→ **Written request**
The entries need to be copied exactly.

====== Available records ======

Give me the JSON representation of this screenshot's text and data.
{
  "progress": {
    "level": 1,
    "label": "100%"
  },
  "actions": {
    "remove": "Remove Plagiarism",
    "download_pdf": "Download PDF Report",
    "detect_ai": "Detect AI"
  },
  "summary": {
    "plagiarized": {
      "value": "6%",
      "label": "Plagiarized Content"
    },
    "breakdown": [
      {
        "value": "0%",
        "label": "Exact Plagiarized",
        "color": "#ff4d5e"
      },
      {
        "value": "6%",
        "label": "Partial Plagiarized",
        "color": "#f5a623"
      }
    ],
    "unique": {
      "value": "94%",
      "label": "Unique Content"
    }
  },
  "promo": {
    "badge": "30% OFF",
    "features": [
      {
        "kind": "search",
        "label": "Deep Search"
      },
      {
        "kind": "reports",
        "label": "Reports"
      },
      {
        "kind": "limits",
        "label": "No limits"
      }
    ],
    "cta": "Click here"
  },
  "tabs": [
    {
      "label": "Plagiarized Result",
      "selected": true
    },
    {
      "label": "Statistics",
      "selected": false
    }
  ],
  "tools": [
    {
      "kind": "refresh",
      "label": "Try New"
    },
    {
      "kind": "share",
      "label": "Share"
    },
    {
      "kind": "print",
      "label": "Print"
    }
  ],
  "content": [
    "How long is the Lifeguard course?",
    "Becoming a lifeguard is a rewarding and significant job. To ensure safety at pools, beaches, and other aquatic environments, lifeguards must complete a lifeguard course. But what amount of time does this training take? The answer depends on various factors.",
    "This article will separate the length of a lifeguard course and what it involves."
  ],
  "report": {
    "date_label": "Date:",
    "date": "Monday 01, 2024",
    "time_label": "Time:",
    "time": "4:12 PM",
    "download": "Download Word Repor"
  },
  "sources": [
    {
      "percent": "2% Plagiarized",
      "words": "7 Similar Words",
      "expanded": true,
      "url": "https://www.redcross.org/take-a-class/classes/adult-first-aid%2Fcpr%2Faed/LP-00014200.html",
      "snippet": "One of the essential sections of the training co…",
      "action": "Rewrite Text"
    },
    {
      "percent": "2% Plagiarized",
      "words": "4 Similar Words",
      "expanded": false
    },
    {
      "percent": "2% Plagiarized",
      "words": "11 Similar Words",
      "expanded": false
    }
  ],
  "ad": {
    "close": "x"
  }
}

======

→ **The output**
Give me the JSON representation of this screenshot's text and data.
{
  "progress": {
    "level": 1,
    "label": "100%"
  },
  "actions": {
    "remove": "Remove Plagiarism",
    "download_pdf": "Download PDF Report",
    "detect_ai": "Detect AI"
  },
  "summary": {
    "plagiarized": {
      "value": "6%",
      "label": "Plagiarized Content"
    },
    "breakdown": [
      {
        "value": "0%",
        "label": "Exact Plagiarized",
        "color": "#ff4d5e"
      },
      {
        "value": "6%",
        "label": "Partial Plagiarized",
        "color": "#f5a623"
      }
    ],
    "unique": {
      "value": "94%",
      "label": "Unique Content"
    }
  },
  "promo": {
    "badge": "30% OFF",
    "features": [
      {
        "kind": "search",
        "label": "Deep Search"
      },
      {
        "kind": "reports",
        "label": "Reports"
      },
      {
        "kind": "limits",
        "label": "No limits"
      }
    ],
    "cta": "Click here"
  },
  "tabs": [
    {
      "label": "Plagiarized Result",
      "selected": true
    },
    {
      "label": "Statistics",
      "selected": false
    }
  ],
  "tools": [
    {
      "kind": "refresh",
      "label": "Try New"
    },
    {
      "kind": "share",
      "label": "Share"
    },
    {
      "kind": "print",
      "label": "Print"
    }
  ],
  "content": [
    "How long is the Lifeguard course?",
    "Becoming a lifeguard is a rewarding and significant job. To ensure safety at pools, beaches, and other aquatic environments, lifeguards must complete a lifeguard course. But what amount of time does this training take? The answer depends on various factors.",
    "This article will separate the length of a lifeguard course and what it involves."
  ],
  "report": {
    "date_label": "Date:",
    "date": "Monday 01, 2024",
    "time_label": "Time:",
    "time": "4:12 PM",
    "download": "Download Word Repor"
  },
  "sources": [
    {
      "percent": "2% Plagiarized",
      "words": "7 Similar Words",
      "expanded": true,
      "url": "https://www.redcross.org/take-a-class/classes/adult-first-aid%2Fcpr%2Faed/LP-00014200.html",
      "snippet": "One of the essential sections of the training co…",
      "action": "Rewrite Text"
    },
    {
      "percent": "2% Plagiarized",
      "words": "4 Similar Words",
      "expanded": false
    },
    {
      "percent": "2% Plagiarized",
      "words": "11 Similar Words",
      "expanded": false
    }
  ],
  "ad": {
    "close": "x"
  }
}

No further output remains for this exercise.